Repeat each line exactly, leaving nothing out.

-- start of Material provided --

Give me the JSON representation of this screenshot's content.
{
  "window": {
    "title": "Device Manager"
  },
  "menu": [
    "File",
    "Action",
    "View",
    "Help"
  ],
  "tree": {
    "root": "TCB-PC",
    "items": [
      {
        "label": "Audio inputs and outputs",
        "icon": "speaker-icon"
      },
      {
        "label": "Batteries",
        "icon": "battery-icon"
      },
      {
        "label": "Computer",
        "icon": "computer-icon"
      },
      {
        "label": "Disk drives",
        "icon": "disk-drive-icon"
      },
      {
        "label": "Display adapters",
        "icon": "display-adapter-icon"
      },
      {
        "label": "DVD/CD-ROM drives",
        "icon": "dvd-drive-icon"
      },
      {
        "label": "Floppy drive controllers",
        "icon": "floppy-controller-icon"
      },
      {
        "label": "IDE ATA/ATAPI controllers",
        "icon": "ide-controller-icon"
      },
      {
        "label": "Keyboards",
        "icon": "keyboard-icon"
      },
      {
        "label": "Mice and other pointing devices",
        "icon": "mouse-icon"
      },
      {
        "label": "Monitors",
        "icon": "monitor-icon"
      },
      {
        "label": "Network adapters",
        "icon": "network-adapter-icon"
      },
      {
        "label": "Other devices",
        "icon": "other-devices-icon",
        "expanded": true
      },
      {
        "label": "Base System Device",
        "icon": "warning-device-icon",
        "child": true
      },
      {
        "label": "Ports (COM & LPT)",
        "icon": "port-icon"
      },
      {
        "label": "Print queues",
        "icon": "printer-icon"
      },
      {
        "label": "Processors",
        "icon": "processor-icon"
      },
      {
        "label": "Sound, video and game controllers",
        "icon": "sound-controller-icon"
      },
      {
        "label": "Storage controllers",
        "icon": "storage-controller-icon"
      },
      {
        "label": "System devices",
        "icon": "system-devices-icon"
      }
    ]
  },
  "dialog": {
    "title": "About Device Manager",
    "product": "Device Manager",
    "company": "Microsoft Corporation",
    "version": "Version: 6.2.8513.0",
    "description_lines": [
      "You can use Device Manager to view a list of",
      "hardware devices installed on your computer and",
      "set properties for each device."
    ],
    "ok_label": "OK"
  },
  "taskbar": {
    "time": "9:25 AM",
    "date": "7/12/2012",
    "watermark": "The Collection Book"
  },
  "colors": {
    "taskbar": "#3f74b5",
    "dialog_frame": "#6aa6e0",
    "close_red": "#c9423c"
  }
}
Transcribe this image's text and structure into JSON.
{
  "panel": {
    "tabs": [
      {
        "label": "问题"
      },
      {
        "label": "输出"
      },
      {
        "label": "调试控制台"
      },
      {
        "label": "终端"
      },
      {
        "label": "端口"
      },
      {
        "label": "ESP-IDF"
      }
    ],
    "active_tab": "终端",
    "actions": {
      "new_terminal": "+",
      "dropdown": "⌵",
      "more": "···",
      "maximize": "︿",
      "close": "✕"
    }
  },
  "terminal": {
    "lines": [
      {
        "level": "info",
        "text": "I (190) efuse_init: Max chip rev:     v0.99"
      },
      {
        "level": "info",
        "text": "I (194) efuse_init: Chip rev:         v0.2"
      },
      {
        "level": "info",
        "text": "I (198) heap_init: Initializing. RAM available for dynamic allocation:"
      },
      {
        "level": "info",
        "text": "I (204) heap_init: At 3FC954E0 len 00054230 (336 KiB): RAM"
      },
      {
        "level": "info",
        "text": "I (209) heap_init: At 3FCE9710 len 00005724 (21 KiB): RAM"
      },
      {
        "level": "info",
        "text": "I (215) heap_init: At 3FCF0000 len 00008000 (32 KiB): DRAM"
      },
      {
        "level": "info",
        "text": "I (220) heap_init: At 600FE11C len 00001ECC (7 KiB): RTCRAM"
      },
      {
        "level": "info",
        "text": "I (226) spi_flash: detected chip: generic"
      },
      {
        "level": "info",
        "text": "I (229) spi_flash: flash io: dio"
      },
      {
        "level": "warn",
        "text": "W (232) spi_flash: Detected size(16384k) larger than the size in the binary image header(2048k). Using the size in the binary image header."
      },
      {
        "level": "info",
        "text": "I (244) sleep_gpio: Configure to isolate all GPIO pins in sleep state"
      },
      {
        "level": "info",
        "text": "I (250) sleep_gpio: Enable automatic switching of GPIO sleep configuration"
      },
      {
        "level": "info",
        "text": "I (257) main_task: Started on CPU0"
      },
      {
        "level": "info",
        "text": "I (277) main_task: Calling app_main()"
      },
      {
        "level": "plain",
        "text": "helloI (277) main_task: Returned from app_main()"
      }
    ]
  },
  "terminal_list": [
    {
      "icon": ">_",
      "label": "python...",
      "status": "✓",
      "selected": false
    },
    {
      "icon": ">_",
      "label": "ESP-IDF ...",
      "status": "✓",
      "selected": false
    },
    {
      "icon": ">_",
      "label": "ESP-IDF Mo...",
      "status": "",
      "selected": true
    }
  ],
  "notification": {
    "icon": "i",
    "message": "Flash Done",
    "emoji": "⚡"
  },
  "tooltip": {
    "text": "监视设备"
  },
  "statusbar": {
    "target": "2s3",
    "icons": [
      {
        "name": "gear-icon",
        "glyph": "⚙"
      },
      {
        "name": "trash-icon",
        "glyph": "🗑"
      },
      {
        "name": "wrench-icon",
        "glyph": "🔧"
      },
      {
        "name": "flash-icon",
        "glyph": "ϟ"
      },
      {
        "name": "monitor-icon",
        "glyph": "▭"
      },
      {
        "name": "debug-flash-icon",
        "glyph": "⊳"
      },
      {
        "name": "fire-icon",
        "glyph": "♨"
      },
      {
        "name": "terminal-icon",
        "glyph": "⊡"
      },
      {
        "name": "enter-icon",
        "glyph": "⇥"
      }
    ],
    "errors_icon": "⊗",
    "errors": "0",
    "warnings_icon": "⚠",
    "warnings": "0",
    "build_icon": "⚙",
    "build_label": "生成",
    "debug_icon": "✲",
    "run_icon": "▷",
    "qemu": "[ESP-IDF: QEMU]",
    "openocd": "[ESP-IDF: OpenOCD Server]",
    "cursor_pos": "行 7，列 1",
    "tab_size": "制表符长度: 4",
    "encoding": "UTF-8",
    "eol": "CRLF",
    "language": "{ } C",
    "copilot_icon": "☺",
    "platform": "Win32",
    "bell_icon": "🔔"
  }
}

-- end of Material provided --

Output below:
Give me the JSON representation of this screenshot's content.
{
  "window": {
    "title": "Device Manager"
  },
  "menu": [
    "File",
    "Action",
    "View",
    "Help"
  ],
  "tree": {
    "root": "TCB-PC",
    "items": [
      {
        "label": "Audio inputs and outputs",
        "icon": "speaker-icon"
      },
      {
        "label": "Batteries",
        "icon": "battery-icon"
      },
      {
        "label": "Computer",
        "icon": "computer-icon"
      },
      {
        "label": "Disk drives",
        "icon": "disk-drive-icon"
      },
      {
        "label": "Display adapters",
        "icon": "display-adapter-icon"
      },
      {
        "label": "DVD/CD-ROM drives",
        "icon": "dvd-drive-icon"
      },
      {
        "label": "Floppy drive controllers",
        "icon": "floppy-controller-icon"
      },
      {
        "label": "IDE ATA/ATAPI controllers",
        "icon": "ide-controller-icon"
      },
      {
        "label": "Keyboards",
        "icon": "keyboard-icon"
      },
      {
        "label": "Mice and other pointing devices",
        "icon": "mouse-icon"
      },
      {
        "label": "Monitors",
        "icon": "monitor-icon"
      },
      {
        "label": "Network adapters",
        "icon": "network-adapter-icon"
      },
      {
        "label": "Other devices",
        "icon": "other-devices-icon",
        "expanded": true
      },
      {
        "label": "Base System Device",
        "icon": "warning-device-icon",
        "child": true
      },
      {
        "label": "Ports (COM & LPT)",
        "icon": "port-icon"
      },
      {
        "label": "Print queues",
        "icon": "printer-icon"
      },
      {
        "label": "Processors",
        "icon": "processor-icon"
      },
      {
        "label": "Sound, video and game controllers",
        "icon": "sound-controller-icon"
      },
      {
        "label": "Storage controllers",
        "icon": "storage-controller-icon"
      },
      {
        "label": "System devices",
        "icon": "system-devices-icon"
      }
    ]
  },
  "dialog": {
    "title": "About Device Manager",
    "product": "Device Manager",
    "company": "Microsoft Corporation",
    "version": "Version: 6.2.8513.0",
    "description_lines": [
      "You can use Device Manager to view a list of",
      "hardware devices installed on your computer and",
      "set properties for each device."
    ],
    "ok_label": "OK"
  },
  "taskbar": {
    "time": "9:25 AM",
    "date": "7/12/2012",
    "watermark": "The Collection Book"
  },
  "colors": {
    "taskbar": "#3f74b5",
    "dialog_frame": "#6aa6e0",
    "close_red": "#c9423c"
  }
}
Transcribe this image's text and structure into JSON.
{
  "panel": {
    "tabs": [
      {
        "label": "问题"
      },
      {
        "label": "输出"
      },
      {
        "label": "调试控制台"
      },
      {
        "label": "终端"
      },
      {
        "label": "端口"
      },
      {
        "label": "ESP-IDF"
      }
    ],
    "active_tab": "终端",
    "actions": {
      "new_terminal": "+",
      "dropdown": "⌵",
      "more": "···",
      "maximize": "︿",
      "close": "✕"
    }
  },
  "terminal": {
    "lines": [
      {
        "level": "info",
        "text": "I (190) efuse_init: Max chip rev:     v0.99"
      },
      {
        "level": "info",
        "text": "I (194) efuse_init: Chip rev:         v0.2"
      },
      {
        "level": "info",
        "text": "I (198) heap_init: Initializing. RAM available for dynamic allocation:"
      },
      {
        "level": "info",
        "text": "I (204) heap_init: At 3FC954E0 len 00054230 (336 KiB): RAM"
      },
      {
        "level": "info",
        "text": "I (209) heap_init: At 3FCE9710 len 00005724 (21 KiB): RAM"
      },
      {
        "level": "info",
        "text": "I (215) heap_init: At 3FCF0000 len 00008000 (32 KiB): DRAM"
      },
      {
        "level": "info",
        "text": "I (220) heap_init: At 600FE11C len 00001ECC (7 KiB): RTCRAM"
      },
      {
        "level": "info",
        "text": "I (226) spi_flash: detected chip: generic"
      },
      {
        "level": "info",
        "text": "I (229) spi_flash: flash io: dio"
      },
      {
        "level": "warn",
        "text": "W (232) spi_flash: Detected size(16384k) larger than the size in the binary image header(2048k). Using the size in the binary image header."
      },
      {
        "level": "info",
        "text": "I (244) sleep_gpio: Configure to isolate all GPIO pins in sleep state"
      },
      {
        "level": "info",
        "text": "I (250) sleep_gpio: Enable automatic switching of GPIO sleep configuration"
      },
      {
        "level": "info",
        "text": "I (257) main_task: Started on CPU0"
      },
      {
        "level": "info",
        "text": "I (277) main_task: Calling app_main()"
      },
      {
        "level": "plain",
        "text": "helloI (277) main_task: Returned from app_main()"
      }
    ]
  },
  "terminal_list": [
    {
      "icon": ">_",
      "label": "python...",
      "status": "✓",
      "selected": false
    },
    {
      "icon": ">_",
      "label": "ESP-IDF ...",
      "status": "✓",
      "selected": false
    },
    {
      "icon": ">_",
      "label": "ESP-IDF Mo...",
      "status": "",
      "selected": true
    }
  ],
  "notification": {
    "icon": "i",
    "message": "Flash Done",
    "emoji": "⚡"
  },
  "tooltip": {
    "text": "监视设备"
  },
  "statusbar": {
    "target": "2s3",
    "icons": [
      {
        "name": "gear-icon",
        "glyph": "⚙"
      },
      {
        "name": "trash-icon",
        "glyph": "🗑"
      },
      {
        "name": "wrench-icon",
        "glyph": "🔧"
      },
      {
        "name": "flash-icon",
        "glyph": "ϟ"
      },
      {
        "name": "monitor-icon",
        "glyph": "▭"
      },
      {
        "name": "debug-flash-icon",
        "glyph": "⊳"
      },
      {
        "name": "fire-icon",
        "glyph": "♨"
      },
      {
        "name": "terminal-icon",
        "glyph": "⊡"
      },
      {
        "name": "enter-icon",
        "glyph": "⇥"
      }
    ],
    "errors_icon": "⊗",
    "errors": "0",
    "warnings_icon": "⚠",
    "warnings": "0",
    "build_icon": "⚙",
    "build_label": "生成",
    "debug_icon": "✲",
    "run_icon": "▷",
    "qemu": "[ESP-IDF: QEMU]",
    "openocd": "[ESP-IDF: OpenOCD Server]",
    "cursor_pos": "行 7，列 1",
    "tab_size": "制表符长度: 4",
    "encoding": "UTF-8",
    "eol": "CRLF",
    "language": "{ } C",
    "copilot_icon": "☺",
    "platform": "Win32",
    "bell_icon": "🔔"
  }
}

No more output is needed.